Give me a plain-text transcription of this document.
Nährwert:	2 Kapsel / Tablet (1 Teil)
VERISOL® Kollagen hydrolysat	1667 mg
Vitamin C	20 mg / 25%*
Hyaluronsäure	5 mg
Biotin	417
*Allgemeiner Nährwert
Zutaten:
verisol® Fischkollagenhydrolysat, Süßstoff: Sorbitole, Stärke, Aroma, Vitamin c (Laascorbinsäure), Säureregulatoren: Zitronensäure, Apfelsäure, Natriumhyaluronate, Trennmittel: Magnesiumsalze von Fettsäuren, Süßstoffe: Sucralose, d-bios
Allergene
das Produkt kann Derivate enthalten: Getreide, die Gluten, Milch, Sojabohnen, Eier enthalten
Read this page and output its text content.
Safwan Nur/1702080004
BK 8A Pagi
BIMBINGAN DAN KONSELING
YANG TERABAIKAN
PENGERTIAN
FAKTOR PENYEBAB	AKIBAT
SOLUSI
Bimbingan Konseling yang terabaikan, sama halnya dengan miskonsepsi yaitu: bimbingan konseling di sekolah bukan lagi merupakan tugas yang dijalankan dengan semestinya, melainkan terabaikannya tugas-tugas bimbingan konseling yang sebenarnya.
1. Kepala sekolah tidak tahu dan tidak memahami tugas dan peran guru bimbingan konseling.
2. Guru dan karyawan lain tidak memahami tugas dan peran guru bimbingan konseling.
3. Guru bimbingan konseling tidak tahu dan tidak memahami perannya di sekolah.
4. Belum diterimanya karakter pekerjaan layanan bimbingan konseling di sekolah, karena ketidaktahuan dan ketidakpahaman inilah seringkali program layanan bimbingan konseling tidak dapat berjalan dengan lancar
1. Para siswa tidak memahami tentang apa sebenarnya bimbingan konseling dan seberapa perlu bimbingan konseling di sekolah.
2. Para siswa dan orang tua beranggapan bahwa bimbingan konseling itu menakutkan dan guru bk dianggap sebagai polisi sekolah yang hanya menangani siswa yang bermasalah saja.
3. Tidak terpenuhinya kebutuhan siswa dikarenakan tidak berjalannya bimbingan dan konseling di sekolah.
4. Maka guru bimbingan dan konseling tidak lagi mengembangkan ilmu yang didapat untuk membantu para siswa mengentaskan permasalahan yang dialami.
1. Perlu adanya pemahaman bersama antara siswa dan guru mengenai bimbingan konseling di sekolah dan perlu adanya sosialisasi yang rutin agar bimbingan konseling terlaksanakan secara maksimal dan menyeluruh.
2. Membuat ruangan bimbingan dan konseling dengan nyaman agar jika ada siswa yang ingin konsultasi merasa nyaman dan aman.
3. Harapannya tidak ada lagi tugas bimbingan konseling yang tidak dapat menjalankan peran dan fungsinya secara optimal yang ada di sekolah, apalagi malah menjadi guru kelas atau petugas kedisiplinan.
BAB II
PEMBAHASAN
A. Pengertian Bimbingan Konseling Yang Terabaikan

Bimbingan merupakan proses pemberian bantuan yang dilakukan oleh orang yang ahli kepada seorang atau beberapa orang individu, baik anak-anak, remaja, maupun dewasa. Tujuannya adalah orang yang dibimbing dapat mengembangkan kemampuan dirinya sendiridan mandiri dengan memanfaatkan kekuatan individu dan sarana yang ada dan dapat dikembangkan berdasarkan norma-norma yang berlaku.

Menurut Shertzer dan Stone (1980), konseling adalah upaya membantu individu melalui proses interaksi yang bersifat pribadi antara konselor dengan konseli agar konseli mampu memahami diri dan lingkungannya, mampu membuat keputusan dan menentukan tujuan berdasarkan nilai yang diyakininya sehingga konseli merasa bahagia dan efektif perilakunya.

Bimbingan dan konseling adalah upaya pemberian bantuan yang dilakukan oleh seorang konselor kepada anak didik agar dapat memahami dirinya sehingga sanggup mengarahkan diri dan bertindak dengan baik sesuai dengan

EXERCISE DIRECTIONS
For the entries above, state how many lines contain the word "Nährwert". Provide the number by itself.

RESPONSE TO THIS EXERCISE
2